Aim
Filter the data for lines with the word "JSON", then copy every line so identified.

Information provided
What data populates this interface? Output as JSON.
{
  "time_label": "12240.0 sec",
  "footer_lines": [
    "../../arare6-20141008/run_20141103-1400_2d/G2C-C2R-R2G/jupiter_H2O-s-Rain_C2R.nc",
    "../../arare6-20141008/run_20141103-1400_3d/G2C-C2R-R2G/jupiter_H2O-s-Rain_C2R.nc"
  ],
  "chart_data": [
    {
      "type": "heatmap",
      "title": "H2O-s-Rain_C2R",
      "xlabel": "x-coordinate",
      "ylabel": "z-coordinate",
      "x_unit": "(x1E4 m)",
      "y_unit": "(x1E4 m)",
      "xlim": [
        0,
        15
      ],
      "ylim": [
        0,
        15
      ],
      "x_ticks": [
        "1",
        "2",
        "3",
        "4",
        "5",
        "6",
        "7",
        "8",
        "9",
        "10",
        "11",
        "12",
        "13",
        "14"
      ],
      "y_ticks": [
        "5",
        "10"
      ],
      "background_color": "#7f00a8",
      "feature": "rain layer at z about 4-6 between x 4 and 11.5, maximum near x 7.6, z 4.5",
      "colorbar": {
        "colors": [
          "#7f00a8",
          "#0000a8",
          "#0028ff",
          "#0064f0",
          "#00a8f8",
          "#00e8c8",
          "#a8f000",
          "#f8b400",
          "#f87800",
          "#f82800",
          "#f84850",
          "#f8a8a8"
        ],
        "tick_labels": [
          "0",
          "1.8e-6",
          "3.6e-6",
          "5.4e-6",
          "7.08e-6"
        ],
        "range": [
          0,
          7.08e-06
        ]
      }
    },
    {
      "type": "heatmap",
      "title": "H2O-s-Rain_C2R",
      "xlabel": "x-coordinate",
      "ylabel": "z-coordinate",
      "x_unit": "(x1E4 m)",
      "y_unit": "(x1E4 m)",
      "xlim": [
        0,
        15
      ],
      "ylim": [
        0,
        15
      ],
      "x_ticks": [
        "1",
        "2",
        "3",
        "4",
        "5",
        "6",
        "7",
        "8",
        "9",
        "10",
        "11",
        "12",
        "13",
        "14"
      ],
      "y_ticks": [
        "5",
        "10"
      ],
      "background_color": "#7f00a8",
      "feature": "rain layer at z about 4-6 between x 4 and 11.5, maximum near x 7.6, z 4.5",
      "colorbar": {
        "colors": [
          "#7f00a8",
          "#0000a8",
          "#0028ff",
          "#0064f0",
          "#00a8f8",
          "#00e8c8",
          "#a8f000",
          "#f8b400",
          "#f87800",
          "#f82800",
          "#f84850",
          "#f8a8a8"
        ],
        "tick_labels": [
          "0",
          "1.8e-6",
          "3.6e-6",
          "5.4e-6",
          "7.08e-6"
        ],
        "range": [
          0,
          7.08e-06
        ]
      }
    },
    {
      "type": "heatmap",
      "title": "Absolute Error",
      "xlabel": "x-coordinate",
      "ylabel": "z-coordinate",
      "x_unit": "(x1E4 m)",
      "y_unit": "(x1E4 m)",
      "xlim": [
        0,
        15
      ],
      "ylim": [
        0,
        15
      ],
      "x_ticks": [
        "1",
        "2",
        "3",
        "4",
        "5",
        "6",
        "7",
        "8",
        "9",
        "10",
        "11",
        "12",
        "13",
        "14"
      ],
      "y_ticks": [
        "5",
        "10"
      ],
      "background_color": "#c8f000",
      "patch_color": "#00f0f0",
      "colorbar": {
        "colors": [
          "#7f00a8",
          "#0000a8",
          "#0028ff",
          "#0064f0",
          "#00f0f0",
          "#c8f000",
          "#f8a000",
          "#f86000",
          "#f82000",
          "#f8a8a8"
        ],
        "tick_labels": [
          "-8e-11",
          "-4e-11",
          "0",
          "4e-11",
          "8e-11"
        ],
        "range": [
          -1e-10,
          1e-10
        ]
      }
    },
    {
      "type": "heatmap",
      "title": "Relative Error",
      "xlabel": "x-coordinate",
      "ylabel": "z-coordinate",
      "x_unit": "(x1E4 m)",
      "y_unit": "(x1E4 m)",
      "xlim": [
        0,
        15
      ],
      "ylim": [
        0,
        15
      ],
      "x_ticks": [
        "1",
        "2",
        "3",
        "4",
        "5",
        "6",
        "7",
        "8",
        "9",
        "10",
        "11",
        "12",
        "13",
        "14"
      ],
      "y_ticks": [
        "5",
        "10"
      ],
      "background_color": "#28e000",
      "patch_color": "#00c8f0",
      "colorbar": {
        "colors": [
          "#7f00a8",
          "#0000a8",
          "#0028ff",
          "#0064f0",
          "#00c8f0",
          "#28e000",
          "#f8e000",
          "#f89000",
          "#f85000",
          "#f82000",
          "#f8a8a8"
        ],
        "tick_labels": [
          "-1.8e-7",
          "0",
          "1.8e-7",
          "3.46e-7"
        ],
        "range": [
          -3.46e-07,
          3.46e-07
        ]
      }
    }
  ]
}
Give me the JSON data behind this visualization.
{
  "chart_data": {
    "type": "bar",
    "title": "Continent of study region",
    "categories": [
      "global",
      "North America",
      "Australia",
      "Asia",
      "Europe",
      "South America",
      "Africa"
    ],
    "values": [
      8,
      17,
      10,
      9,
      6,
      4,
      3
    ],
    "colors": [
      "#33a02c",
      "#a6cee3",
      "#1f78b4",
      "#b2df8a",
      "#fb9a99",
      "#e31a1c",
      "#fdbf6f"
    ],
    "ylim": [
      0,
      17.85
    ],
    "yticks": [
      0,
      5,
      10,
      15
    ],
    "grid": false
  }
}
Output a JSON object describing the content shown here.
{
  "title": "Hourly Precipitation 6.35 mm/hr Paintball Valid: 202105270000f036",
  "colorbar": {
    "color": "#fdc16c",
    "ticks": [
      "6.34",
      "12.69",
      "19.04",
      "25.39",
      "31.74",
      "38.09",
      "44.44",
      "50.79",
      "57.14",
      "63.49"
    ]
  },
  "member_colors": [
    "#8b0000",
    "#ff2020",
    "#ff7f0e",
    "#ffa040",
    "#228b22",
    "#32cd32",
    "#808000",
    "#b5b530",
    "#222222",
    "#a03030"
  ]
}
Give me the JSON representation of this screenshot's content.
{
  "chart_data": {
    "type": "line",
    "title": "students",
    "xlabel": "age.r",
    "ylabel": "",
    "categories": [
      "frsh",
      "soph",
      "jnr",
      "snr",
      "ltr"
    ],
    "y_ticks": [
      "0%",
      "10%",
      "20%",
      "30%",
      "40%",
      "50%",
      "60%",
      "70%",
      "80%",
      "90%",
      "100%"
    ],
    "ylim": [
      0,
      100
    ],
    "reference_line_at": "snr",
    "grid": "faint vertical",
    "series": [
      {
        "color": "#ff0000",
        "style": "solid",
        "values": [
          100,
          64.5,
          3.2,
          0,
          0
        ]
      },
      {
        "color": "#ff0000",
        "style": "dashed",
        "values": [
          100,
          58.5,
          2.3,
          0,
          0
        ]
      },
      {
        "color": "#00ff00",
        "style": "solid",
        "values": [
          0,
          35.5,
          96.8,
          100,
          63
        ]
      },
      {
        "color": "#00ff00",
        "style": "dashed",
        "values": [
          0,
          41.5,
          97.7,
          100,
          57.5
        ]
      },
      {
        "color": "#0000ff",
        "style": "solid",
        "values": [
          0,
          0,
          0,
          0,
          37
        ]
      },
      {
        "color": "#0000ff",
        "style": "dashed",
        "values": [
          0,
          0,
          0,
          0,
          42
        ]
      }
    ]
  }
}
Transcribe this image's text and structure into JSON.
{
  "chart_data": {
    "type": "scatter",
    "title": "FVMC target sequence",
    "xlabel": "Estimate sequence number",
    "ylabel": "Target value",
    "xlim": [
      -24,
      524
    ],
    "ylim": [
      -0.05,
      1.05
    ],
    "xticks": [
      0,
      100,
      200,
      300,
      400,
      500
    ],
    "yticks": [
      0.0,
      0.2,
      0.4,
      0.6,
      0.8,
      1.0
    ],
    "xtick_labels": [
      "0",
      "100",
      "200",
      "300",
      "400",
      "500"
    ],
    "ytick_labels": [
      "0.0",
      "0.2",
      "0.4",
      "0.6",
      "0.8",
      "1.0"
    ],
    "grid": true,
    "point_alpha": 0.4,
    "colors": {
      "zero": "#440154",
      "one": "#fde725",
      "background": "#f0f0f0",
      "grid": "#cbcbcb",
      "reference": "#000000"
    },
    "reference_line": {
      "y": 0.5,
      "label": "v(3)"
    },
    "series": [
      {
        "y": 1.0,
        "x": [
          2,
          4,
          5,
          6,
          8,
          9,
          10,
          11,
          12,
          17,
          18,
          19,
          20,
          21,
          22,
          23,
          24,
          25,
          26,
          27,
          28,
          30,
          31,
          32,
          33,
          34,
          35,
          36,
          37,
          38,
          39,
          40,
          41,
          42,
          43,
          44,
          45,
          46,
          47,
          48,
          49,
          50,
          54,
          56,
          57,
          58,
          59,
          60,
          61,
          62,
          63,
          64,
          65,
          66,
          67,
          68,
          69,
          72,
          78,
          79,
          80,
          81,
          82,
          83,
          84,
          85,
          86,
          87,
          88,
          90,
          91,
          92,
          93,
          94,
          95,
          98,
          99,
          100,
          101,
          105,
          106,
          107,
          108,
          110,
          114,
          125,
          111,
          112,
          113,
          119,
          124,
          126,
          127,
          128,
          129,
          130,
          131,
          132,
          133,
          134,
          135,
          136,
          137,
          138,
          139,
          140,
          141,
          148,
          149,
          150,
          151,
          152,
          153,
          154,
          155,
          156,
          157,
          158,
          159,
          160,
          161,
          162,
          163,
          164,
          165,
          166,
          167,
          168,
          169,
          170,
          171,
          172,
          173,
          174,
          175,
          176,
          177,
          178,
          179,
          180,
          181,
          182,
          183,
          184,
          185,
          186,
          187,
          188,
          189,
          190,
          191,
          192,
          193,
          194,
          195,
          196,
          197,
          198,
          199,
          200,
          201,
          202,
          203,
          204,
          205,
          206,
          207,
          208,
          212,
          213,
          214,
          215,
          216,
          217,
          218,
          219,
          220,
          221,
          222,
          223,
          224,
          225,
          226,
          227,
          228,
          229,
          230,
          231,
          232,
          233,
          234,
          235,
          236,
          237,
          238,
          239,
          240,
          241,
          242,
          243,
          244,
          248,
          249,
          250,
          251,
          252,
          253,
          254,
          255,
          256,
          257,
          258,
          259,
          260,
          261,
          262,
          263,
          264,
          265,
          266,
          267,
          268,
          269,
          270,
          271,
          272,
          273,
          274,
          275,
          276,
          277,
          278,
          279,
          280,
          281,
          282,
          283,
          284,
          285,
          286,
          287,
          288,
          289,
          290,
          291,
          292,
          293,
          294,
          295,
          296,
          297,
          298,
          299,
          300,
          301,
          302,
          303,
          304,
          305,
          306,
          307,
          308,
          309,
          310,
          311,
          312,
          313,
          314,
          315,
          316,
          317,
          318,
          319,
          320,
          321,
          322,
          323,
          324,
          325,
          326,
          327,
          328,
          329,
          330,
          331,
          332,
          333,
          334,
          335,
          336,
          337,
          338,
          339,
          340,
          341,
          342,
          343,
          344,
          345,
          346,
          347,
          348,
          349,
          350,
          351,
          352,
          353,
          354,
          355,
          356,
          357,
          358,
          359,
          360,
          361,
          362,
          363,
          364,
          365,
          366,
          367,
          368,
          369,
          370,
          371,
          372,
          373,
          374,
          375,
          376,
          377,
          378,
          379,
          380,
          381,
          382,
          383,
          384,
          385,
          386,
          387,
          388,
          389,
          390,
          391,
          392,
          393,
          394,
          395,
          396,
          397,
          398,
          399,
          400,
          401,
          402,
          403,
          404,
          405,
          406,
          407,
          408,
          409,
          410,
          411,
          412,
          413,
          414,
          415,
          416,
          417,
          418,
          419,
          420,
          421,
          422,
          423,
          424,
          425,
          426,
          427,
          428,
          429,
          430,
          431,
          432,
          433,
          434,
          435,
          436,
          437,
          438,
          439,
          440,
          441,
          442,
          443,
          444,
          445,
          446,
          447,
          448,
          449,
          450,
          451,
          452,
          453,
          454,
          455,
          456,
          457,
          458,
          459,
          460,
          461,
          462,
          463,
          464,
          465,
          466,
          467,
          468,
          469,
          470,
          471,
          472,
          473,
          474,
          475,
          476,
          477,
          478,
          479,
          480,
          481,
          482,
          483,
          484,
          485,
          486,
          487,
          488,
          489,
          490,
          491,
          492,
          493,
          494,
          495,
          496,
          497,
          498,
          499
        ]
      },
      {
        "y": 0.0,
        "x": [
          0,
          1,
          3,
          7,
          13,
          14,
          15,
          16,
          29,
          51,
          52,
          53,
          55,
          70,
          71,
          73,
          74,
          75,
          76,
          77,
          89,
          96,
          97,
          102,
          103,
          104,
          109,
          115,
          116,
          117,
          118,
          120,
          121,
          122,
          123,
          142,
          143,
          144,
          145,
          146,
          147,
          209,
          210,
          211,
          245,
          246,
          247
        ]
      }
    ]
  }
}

Task output
What data populates this interface? Output as JSON.
Give me the JSON data behind this visualization.
Output a JSON object describing the content shown here.
Give me the JSON representation of this screenshot's content.
Transcribe this image's text and structure into JSON.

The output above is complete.